- [Task goal]: With the images removed, repeat the data below exactly.

- [Records for the task]:
>> begin
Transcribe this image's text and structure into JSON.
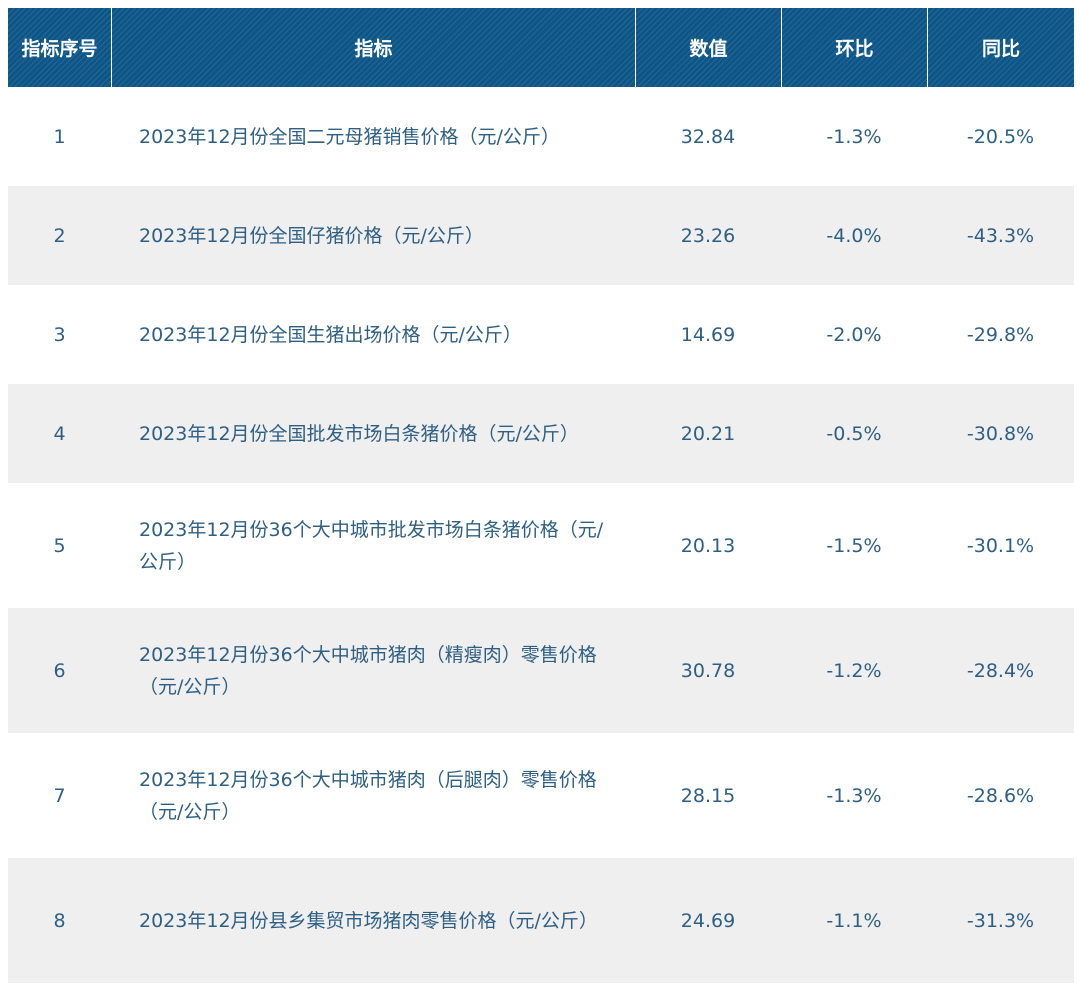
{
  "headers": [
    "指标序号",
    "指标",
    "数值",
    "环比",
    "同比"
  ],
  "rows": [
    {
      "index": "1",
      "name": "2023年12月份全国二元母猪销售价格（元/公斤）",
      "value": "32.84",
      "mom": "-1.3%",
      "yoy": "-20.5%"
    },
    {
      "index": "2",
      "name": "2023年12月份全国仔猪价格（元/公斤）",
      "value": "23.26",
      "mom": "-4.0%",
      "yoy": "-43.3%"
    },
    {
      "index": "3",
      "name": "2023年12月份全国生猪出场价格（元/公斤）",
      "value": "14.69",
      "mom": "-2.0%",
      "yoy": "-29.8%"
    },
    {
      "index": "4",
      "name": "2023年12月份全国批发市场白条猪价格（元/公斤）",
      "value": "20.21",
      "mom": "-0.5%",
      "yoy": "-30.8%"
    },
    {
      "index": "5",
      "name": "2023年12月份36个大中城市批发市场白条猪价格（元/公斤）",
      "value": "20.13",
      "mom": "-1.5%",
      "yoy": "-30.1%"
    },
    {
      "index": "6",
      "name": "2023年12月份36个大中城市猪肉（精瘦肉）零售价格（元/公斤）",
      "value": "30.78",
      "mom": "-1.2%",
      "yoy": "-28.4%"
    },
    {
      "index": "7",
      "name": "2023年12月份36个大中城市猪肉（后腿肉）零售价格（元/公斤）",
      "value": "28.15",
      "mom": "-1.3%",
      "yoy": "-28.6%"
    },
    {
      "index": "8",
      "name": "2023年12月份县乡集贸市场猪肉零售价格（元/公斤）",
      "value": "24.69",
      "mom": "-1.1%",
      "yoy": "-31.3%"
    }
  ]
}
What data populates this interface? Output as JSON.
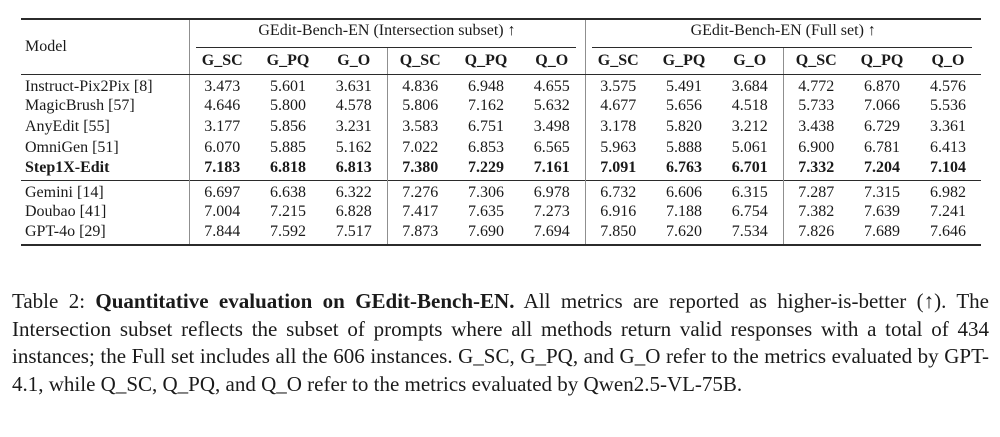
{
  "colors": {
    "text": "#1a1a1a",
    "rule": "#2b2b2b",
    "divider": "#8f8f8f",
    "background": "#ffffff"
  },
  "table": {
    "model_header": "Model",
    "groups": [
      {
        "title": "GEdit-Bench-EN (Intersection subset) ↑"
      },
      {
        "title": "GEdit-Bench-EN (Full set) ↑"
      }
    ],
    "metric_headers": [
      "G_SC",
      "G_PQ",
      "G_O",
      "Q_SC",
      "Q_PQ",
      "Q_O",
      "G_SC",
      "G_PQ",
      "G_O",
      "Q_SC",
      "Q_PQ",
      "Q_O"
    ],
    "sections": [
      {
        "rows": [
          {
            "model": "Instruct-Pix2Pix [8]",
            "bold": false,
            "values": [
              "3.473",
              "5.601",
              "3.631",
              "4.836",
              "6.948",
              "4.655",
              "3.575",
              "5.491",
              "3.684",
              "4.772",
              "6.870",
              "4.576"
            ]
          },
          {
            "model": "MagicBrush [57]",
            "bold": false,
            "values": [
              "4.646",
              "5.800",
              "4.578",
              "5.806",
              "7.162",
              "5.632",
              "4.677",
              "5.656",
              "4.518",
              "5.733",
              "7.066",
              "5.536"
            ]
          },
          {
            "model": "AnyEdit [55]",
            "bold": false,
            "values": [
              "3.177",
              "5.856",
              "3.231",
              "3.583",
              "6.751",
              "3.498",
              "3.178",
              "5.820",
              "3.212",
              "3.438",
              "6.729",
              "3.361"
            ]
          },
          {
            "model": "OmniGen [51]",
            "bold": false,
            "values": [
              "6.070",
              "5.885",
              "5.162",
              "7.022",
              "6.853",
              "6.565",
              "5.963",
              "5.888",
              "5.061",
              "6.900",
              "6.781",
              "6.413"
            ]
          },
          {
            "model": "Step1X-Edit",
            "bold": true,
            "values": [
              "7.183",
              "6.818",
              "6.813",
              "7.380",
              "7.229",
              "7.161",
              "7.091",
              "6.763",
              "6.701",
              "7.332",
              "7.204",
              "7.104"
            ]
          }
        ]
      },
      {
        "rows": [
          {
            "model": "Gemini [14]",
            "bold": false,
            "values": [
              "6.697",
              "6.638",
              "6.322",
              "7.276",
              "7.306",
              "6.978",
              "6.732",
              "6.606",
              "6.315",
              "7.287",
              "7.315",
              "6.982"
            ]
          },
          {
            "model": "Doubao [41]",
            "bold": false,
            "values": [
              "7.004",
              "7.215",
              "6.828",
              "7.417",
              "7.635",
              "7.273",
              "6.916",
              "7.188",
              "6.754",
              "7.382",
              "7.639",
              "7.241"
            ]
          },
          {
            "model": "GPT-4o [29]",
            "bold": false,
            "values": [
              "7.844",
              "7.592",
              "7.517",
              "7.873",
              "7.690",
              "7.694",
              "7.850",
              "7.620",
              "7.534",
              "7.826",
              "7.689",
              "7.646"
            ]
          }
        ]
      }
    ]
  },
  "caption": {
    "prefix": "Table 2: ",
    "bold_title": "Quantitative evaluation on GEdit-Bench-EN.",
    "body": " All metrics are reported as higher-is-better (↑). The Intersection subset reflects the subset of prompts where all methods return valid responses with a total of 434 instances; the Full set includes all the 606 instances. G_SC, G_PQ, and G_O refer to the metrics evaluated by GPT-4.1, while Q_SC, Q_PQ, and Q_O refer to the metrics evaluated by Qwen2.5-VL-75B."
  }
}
>> end
- [Output of the task]:
Transcribe this image's text and structure into JSON.
{
  "headers": [
    "指标序号",
    "指标",
    "数值",
    "环比",
    "同比"
  ],
  "rows": [
    {
      "index": "1",
      "name": "2023年12月份全国二元母猪销售价格（元/公斤）",
      "value": "32.84",
      "mom": "-1.3%",
      "yoy": "-20.5%"
    },
    {
      "index": "2",
      "name": "2023年12月份全国仔猪价格（元/公斤）",
      "value": "23.26",
      "mom": "-4.0%",
      "yoy": "-43.3%"
    },
    {
      "index": "3",
      "name": "2023年12月份全国生猪出场价格（元/公斤）",
      "value": "14.69",
      "mom": "-2.0%",
      "yoy": "-29.8%"
    },
    {
      "index": "4",
      "name": "2023年12月份全国批发市场白条猪价格（元/公斤）",
      "value": "20.21",
      "mom": "-0.5%",
      "yoy": "-30.8%"
    },
    {
      "index": "5",
      "name": "2023年12月份36个大中城市批发市场白条猪价格（元/公斤）",
      "value": "20.13",
      "mom": "-1.5%",
      "yoy": "-30.1%"
    },
    {
      "index": "6",
      "name": "2023年12月份36个大中城市猪肉（精瘦肉）零售价格（元/公斤）",
      "value": "30.78",
      "mom": "-1.2%",
      "yoy": "-28.4%"
    },
    {
      "index": "7",
      "name": "2023年12月份36个大中城市猪肉（后腿肉）零售价格（元/公斤）",
      "value": "28.15",
      "mom": "-1.3%",
      "yoy": "-28.6%"
    },
    {
      "index": "8",
      "name": "2023年12月份县乡集贸市场猪肉零售价格（元/公斤）",
      "value": "24.69",
      "mom": "-1.1%",
      "yoy": "-31.3%"
    }
  ]
}
What data populates this interface? Output as JSON.
{
  "colors": {
    "text": "#1a1a1a",
    "rule": "#2b2b2b",
    "divider": "#8f8f8f",
    "background": "#ffffff"
  },
  "table": {
    "model_header": "Model",
    "groups": [
      {
        "title": "GEdit-Bench-EN (Intersection subset) ↑"
      },
      {
        "title": "GEdit-Bench-EN (Full set) ↑"
      }
    ],
    "metric_headers": [
      "G_SC",
      "G_PQ",
      "G_O",
      "Q_SC",
      "Q_PQ",
      "Q_O",
      "G_SC",
      "G_PQ",
      "G_O",
      "Q_SC",
      "Q_PQ",
      "Q_O"
    ],
    "sections": [
      {
        "rows": [
          {
            "model": "Instruct-Pix2Pix [8]",
            "bold": false,
            "values": [
              "3.473",
              "5.601",
              "3.631",
              "4.836",
              "6.948",
              "4.655",
              "3.575",
              "5.491",
              "3.684",
              "4.772",
              "6.870",
              "4.576"
            ]
          },
          {
            "model": "MagicBrush [57]",
            "bold": false,
            "values": [
              "4.646",
              "5.800",
              "4.578",
              "5.806",
              "7.162",
              "5.632",
              "4.677",
              "5.656",
              "4.518",
              "5.733",
              "7.066",
              "5.536"
            ]
          },
          {
            "model": "AnyEdit [55]",
            "bold": false,
            "values": [
              "3.177",
              "5.856",
              "3.231",
              "3.583",
              "6.751",
              "3.498",
              "3.178",
              "5.820",
              "3.212",
              "3.438",
              "6.729",
              "3.361"
            ]
          },
          {
            "model": "OmniGen [51]",
            "bold": false,
            "values": [
              "6.070",
              "5.885",
              "5.162",
              "7.022",
              "6.853",
              "6.565",
              "5.963",
              "5.888",
              "5.061",
              "6.900",
              "6.781",
              "6.413"
            ]
          },
          {
            "model": "Step1X-Edit",
            "bold": true,
            "values": [
              "7.183",
              "6.818",
              "6.813",
              "7.380",
              "7.229",
              "7.161",
              "7.091",
              "6.763",
              "6.701",
              "7.332",
              "7.204",
              "7.104"
            ]
          }
        ]
      },
      {
        "rows": [
          {
            "model": "Gemini [14]",
            "bold": false,
            "values": [
              "6.697",
              "6.638",
              "6.322",
              "7.276",
              "7.306",
              "6.978",
              "6.732",
              "6.606",
              "6.315",
              "7.287",
              "7.315",
              "6.982"
            ]
          },
          {
            "model": "Doubao [41]",
            "bold": false,
            "values": [
              "7.004",
              "7.215",
              "6.828",
              "7.417",
              "7.635",
              "7.273",
              "6.916",
              "7.188",
              "6.754",
              "7.382",
              "7.639",
              "7.241"
            ]
          },
          {
            "model": "GPT-4o [29]",
            "bold": false,
            "values": [
              "7.844",
              "7.592",
              "7.517",
              "7.873",
              "7.690",
              "7.694",
              "7.850",
              "7.620",
              "7.534",
              "7.826",
              "7.689",
              "7.646"
            ]
          }
        ]
      }
    ]
  },
  "caption": {
    "prefix": "Table 2: ",
    "bold_title": "Quantitative evaluation on GEdit-Bench-EN.",
    "body": " All metrics are reported as higher-is-better (↑). The Intersection subset reflects the subset of prompts where all methods return valid responses with a total of 434 instances; the Full set includes all the 606 instances. G_SC, G_PQ, and G_O refer to the metrics evaluated by GPT-4.1, while Q_SC, Q_PQ, and Q_O refer to the metrics evaluated by Qwen2.5-VL-75B."
  }
}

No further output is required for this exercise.